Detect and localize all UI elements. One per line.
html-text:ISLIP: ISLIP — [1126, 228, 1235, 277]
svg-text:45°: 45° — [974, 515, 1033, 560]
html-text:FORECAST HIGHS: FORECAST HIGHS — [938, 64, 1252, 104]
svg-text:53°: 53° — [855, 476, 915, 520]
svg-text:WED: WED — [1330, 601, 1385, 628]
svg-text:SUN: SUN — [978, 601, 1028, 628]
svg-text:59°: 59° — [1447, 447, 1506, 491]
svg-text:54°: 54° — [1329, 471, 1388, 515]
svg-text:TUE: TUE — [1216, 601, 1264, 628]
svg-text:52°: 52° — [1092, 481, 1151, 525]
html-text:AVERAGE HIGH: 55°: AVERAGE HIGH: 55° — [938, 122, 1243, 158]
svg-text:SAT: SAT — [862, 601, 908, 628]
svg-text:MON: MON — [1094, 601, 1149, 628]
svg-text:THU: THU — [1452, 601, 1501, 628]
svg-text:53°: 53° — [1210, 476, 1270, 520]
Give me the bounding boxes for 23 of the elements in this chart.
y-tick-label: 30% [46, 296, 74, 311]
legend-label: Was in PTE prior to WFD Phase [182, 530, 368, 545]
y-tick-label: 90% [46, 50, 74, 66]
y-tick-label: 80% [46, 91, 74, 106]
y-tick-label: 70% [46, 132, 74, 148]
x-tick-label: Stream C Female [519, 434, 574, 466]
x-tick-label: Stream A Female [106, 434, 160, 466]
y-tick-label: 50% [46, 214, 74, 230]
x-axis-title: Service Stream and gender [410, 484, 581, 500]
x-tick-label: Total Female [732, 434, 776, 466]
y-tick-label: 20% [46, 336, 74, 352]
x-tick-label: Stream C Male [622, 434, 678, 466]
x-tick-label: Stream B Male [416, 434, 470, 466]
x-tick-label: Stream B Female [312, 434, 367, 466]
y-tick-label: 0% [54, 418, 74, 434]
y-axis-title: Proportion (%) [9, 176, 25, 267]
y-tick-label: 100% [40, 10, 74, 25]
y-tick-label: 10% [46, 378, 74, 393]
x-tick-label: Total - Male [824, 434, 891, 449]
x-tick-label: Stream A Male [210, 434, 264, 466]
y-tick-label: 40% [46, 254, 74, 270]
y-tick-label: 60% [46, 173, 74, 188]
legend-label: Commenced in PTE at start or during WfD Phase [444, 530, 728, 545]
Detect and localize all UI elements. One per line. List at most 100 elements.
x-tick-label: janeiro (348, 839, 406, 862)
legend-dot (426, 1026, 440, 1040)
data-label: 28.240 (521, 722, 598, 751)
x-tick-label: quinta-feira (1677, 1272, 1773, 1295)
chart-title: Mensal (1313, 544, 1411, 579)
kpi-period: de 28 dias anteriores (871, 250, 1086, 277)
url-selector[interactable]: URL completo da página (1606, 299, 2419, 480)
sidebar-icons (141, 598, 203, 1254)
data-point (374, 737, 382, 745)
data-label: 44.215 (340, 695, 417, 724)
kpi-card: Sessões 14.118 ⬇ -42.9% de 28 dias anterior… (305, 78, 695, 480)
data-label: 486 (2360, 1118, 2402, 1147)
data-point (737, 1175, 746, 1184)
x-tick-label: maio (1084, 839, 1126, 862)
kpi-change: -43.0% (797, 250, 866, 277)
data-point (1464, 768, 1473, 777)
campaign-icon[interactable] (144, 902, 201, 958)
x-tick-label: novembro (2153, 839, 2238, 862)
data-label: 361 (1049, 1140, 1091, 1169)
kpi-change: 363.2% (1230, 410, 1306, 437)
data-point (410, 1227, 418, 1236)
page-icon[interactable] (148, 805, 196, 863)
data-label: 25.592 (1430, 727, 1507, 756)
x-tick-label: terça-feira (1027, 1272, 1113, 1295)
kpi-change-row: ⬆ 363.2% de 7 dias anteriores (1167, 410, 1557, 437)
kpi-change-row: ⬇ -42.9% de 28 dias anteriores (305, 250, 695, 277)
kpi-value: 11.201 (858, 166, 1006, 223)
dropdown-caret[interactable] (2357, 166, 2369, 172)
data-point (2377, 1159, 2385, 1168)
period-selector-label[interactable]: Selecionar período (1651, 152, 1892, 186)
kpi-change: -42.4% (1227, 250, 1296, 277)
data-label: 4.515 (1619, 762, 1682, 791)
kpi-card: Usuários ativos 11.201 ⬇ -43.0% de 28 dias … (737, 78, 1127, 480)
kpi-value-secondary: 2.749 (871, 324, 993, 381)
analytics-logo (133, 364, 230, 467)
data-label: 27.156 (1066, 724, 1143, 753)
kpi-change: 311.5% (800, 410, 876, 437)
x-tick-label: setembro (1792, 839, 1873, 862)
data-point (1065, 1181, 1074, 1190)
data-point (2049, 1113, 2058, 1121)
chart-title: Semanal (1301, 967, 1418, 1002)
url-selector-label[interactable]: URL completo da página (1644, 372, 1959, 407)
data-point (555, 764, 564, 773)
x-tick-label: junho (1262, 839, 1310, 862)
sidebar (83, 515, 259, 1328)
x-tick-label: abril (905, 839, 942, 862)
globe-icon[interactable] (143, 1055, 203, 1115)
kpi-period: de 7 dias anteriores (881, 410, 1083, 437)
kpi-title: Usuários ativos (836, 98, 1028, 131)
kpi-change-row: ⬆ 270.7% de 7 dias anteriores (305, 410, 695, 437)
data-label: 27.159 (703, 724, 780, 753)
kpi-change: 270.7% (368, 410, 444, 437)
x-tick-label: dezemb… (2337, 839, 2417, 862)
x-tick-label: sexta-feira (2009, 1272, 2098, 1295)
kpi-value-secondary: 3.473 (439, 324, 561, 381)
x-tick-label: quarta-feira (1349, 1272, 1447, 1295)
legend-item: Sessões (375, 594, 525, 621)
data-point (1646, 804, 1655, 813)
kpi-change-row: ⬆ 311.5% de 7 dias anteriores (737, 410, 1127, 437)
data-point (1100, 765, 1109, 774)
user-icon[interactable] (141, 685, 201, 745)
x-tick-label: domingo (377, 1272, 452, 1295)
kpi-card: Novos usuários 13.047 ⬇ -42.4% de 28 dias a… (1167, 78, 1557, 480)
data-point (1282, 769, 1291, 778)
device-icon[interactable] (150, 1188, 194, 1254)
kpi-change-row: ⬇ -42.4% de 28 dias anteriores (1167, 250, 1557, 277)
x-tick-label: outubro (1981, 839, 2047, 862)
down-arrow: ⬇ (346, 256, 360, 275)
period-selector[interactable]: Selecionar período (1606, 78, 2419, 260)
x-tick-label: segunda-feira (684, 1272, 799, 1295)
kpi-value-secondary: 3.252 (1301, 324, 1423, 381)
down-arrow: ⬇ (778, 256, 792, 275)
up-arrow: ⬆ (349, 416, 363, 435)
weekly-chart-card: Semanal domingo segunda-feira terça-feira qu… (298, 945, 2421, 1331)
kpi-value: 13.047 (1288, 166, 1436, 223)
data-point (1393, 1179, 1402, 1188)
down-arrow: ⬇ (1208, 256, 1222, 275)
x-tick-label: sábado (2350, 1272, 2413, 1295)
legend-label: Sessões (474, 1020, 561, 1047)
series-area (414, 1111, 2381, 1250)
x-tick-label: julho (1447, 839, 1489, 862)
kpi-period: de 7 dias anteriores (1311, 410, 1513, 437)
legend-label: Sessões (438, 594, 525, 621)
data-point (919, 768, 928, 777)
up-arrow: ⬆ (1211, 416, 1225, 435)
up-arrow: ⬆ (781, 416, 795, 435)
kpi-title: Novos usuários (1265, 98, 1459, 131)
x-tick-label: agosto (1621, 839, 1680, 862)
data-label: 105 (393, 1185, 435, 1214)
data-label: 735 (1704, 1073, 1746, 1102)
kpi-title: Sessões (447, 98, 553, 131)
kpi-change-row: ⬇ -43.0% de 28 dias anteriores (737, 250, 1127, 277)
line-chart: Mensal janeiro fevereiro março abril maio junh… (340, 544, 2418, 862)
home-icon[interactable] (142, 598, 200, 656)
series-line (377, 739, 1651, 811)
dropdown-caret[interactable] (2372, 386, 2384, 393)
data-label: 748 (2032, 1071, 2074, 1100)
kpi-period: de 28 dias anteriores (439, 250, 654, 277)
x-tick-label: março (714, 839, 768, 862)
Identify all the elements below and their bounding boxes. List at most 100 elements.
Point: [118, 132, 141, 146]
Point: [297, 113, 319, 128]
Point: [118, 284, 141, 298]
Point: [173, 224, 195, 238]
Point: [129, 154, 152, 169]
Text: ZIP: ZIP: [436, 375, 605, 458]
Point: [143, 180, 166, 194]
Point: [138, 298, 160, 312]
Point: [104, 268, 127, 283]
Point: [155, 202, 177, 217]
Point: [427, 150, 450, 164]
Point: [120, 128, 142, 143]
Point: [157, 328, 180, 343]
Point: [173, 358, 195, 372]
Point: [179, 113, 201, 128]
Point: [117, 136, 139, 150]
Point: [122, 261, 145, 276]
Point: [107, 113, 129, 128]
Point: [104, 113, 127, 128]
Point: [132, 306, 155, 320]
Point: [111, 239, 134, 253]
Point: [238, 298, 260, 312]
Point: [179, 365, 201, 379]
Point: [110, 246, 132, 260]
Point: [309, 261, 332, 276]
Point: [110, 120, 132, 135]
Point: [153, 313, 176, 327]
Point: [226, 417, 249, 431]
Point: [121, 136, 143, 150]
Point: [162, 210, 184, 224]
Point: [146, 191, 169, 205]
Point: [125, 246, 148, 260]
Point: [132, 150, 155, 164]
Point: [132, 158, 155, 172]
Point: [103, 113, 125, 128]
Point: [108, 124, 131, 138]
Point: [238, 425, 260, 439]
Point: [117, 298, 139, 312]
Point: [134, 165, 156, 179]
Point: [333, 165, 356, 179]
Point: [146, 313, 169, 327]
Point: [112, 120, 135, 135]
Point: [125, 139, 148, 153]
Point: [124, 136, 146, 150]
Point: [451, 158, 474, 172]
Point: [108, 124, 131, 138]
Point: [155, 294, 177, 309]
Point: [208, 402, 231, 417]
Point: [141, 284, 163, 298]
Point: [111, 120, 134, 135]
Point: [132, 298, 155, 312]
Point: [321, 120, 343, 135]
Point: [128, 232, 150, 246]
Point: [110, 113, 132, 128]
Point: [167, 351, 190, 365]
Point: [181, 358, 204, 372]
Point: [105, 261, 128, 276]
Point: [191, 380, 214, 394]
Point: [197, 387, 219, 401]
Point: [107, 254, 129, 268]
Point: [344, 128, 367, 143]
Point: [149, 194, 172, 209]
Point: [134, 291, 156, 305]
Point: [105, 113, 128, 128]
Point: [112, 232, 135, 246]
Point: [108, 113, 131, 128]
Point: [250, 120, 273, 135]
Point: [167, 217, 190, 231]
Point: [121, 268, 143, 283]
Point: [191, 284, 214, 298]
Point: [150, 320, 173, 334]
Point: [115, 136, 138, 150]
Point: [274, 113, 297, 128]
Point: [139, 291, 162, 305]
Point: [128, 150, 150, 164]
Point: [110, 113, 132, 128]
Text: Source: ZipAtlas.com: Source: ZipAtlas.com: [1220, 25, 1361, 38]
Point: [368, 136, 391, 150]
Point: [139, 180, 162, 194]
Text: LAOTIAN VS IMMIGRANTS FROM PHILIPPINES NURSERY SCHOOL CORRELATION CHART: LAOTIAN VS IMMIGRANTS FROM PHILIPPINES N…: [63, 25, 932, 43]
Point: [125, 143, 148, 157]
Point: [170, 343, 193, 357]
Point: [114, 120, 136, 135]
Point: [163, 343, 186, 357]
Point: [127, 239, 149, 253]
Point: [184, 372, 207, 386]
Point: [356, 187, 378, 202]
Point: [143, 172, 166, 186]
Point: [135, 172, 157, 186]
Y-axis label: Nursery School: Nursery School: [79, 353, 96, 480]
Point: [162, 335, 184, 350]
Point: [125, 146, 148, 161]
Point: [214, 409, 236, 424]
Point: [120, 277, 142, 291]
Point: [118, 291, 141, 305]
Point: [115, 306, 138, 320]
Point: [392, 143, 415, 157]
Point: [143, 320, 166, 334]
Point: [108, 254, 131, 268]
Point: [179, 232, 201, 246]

● **Set exercise**
Starting at the first line of the data and ending at the line that contains "svg-text:52°: 52° — [1092, 481, 1151, 525]", put those lines into a numbered list, leaving out any blank lines.

● **Task solution**
1. Detect and localize all UI elements. One per line.
2. html-text:ISLIP: ISLIP — [1126, 228, 1235, 277]
3. svg-text:45°: 45° — [974, 515, 1033, 560]
4. html-text:FORECAST HIGHS: FORECAST HIGHS — [938, 64, 1252, 104]
5. svg-text:53°: 53° — [855, 476, 915, 520]
6. svg-text:WED: WED — [1330, 601, 1385, 628]
7. svg-text:SUN: SUN — [978, 601, 1028, 628]
8. svg-text:59°: 59° — [1447, 447, 1506, 491]
9. svg-text:54°: 54° — [1329, 471, 1388, 515]
10. svg-text:TUE: TUE — [1216, 601, 1264, 628]
11. svg-text:52°: 52° — [1092, 481, 1151, 525]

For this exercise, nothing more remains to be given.